* **STATED GOAL**
Print every line of the listing exactly, please.
* * * * *
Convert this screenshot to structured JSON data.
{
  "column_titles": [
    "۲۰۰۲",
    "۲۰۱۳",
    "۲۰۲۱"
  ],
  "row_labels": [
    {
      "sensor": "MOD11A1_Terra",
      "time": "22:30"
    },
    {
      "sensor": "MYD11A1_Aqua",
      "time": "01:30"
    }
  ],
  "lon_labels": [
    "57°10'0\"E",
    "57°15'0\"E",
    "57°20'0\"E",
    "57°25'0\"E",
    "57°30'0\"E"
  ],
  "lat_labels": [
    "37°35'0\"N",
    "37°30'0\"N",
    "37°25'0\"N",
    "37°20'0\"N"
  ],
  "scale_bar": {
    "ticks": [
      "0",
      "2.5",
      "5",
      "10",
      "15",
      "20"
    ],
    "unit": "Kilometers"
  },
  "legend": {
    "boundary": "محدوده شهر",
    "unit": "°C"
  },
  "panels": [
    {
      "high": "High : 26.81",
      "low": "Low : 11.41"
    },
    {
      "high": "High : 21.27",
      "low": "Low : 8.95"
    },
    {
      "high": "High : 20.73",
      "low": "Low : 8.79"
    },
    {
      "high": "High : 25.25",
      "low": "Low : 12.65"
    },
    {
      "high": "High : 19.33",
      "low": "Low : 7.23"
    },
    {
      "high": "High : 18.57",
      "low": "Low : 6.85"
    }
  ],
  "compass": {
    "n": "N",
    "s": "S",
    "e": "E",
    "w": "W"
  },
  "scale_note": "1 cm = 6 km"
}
* * * * *
* **RESPONSE TO THE EXERCISE**
Convert this screenshot to structured JSON data.
{
  "column_titles": [
    "۲۰۰۲",
    "۲۰۱۳",
    "۲۰۲۱"
  ],
  "row_labels": [
    {
      "sensor": "MOD11A1_Terra",
      "time": "22:30"
    },
    {
      "sensor": "MYD11A1_Aqua",
      "time": "01:30"
    }
  ],
  "lon_labels": [
    "57°10'0\"E",
    "57°15'0\"E",
    "57°20'0\"E",
    "57°25'0\"E",
    "57°30'0\"E"
  ],
  "lat_labels": [
    "37°35'0\"N",
    "37°30'0\"N",
    "37°25'0\"N",
    "37°20'0\"N"
  ],
  "scale_bar": {
    "ticks": [
      "0",
      "2.5",
      "5",
      "10",
      "15",
      "20"
    ],
    "unit": "Kilometers"
  },
  "legend": {
    "boundary": "محدوده شهر",
    "unit": "°C"
  },
  "panels": [
    {
      "high": "High : 26.81",
      "low": "Low : 11.41"
    },
    {
      "high": "High : 21.27",
      "low": "Low : 8.95"
    },
    {
      "high": "High : 20.73",
      "low": "Low : 8.79"
    },
    {
      "high": "High : 25.25",
      "low": "Low : 12.65"
    },
    {
      "high": "High : 19.33",
      "low": "Low : 7.23"
    },
    {
      "high": "High : 18.57",
      "low": "Low : 6.85"
    }
  ],
  "compass": {
    "n": "N",
    "s": "S",
    "e": "E",
    "w": "W"
  },
  "scale_note": "1 cm = 6 km"
}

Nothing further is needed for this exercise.